Data =>
────────

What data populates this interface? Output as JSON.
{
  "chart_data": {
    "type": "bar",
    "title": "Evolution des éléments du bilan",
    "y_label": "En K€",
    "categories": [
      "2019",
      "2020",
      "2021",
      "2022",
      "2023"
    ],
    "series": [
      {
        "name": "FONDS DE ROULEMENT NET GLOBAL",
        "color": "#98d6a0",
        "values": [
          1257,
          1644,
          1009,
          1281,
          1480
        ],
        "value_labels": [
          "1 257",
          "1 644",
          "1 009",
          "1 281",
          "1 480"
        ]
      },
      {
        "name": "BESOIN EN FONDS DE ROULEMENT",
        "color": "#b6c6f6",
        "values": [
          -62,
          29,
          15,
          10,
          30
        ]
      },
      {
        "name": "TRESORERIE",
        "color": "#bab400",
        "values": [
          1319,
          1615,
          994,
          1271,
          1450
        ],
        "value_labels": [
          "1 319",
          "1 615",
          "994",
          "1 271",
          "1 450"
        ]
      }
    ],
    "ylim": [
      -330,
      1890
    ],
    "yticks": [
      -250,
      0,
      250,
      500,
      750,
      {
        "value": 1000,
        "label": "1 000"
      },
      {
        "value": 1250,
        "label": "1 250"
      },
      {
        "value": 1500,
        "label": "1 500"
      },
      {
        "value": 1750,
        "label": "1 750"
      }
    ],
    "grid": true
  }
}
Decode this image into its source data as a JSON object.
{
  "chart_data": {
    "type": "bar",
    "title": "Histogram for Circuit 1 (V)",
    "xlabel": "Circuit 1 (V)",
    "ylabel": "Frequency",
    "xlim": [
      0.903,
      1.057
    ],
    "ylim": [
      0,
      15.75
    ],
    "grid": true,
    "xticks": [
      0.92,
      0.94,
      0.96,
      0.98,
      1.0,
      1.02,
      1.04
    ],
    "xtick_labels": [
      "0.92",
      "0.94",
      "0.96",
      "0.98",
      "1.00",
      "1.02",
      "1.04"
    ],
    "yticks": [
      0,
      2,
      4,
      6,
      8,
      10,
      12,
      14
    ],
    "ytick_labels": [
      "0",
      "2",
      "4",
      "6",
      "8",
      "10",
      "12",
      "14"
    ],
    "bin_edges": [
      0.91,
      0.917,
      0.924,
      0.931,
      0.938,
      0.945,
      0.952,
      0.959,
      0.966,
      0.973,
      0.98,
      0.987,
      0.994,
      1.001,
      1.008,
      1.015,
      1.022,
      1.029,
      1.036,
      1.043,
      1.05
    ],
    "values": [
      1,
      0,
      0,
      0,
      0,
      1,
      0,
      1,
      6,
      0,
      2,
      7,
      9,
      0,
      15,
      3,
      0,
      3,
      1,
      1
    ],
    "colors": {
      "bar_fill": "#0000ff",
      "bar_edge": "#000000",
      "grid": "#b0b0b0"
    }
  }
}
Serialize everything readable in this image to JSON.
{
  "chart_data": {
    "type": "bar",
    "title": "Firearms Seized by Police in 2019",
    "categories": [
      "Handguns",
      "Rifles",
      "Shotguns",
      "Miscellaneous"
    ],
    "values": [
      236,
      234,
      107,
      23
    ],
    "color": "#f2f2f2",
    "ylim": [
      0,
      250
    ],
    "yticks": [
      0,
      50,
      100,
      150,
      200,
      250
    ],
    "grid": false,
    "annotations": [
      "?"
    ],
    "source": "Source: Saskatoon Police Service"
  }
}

────────

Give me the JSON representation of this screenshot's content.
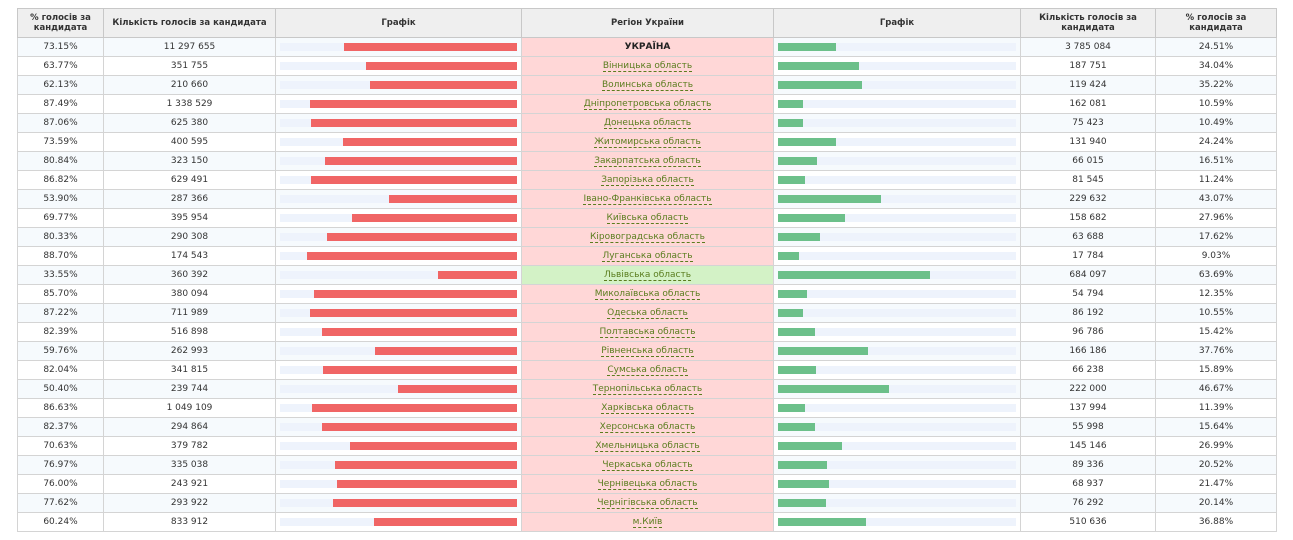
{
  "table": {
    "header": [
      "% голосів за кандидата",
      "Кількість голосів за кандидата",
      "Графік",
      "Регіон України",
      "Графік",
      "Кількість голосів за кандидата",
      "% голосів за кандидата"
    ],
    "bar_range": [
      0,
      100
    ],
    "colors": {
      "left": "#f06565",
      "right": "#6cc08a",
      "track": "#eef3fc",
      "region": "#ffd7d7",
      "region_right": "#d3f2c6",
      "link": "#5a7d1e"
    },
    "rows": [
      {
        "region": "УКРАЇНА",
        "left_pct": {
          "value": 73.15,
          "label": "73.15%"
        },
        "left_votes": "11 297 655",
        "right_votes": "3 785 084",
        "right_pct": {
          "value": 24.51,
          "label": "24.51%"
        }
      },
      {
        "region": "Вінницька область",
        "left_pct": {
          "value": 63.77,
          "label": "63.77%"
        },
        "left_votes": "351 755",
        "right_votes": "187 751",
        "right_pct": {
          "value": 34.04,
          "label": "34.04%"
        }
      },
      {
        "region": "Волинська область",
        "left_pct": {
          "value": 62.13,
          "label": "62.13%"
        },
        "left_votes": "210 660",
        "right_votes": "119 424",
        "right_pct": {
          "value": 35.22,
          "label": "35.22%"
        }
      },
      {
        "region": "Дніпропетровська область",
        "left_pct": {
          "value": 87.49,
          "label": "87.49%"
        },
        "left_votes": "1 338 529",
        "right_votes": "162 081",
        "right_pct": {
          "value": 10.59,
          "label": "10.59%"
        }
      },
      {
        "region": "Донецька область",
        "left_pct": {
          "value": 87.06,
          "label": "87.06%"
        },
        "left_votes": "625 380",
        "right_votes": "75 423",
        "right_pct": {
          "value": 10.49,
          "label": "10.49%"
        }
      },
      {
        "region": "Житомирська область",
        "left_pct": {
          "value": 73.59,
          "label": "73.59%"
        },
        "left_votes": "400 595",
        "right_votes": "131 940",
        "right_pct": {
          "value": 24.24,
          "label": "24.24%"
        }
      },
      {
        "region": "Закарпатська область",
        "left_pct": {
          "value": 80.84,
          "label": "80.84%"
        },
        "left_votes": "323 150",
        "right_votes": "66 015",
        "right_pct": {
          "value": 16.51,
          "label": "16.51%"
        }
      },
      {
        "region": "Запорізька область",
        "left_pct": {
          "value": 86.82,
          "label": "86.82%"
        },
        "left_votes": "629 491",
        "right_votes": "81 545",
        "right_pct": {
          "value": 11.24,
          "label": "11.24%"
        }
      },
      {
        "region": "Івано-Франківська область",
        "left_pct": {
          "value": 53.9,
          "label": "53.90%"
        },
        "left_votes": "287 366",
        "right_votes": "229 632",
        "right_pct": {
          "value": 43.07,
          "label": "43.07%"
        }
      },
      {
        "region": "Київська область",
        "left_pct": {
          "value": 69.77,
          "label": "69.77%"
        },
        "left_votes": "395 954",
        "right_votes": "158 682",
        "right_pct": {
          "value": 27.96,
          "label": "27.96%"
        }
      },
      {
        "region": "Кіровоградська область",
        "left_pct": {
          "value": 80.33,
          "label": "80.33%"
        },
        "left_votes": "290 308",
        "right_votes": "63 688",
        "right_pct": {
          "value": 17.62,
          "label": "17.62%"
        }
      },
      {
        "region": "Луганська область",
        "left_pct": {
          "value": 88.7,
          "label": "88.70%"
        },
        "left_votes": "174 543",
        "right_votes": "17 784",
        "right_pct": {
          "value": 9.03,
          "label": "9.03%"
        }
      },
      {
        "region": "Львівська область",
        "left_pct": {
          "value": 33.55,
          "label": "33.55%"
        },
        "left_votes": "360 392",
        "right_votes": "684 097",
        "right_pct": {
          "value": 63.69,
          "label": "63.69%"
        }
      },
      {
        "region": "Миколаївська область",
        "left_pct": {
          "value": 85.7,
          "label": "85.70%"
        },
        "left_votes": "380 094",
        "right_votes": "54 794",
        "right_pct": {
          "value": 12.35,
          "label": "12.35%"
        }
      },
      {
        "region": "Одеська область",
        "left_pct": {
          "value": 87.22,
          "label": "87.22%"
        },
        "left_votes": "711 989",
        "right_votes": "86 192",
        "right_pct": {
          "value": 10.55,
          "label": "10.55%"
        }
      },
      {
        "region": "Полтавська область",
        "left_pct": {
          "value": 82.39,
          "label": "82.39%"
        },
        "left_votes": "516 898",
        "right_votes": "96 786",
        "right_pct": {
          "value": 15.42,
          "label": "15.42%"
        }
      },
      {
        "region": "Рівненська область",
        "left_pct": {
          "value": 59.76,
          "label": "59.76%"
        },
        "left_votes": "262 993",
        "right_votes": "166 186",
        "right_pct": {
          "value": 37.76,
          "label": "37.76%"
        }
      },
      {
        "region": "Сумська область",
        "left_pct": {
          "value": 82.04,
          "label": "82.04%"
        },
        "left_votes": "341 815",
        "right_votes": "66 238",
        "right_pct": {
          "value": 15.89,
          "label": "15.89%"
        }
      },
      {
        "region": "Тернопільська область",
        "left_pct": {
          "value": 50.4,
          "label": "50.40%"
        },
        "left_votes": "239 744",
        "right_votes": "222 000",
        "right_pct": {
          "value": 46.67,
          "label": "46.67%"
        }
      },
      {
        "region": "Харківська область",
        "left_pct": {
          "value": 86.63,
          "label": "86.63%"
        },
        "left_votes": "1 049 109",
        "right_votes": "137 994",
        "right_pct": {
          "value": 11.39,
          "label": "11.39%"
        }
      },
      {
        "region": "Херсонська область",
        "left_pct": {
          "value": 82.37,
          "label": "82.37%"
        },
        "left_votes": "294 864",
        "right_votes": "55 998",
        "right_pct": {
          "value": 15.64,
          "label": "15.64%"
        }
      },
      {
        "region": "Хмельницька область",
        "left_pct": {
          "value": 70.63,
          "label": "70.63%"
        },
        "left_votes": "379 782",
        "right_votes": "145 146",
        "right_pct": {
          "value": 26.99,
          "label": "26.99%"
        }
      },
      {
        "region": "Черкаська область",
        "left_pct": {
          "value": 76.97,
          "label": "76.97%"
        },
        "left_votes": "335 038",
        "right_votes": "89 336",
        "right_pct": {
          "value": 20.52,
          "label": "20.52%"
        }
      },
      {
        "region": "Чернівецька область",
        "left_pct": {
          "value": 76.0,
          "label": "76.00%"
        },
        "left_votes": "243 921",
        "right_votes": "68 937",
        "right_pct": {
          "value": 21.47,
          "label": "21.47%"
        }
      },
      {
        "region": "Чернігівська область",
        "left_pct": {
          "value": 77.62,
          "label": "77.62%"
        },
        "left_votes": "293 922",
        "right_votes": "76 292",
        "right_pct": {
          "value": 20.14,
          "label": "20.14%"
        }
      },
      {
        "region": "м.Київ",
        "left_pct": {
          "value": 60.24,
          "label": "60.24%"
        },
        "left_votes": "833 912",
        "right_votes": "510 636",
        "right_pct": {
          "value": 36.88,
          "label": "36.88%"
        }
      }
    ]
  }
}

────────

Exercise goal => Wherever a line in the data above holds "кандидата", copy that line.

Answer to the task =>
      "% голосів за кандидата",
      "Кількість голосів за кандидата",
      "Кількість голосів за кандидата",
      "% голосів за кандидата"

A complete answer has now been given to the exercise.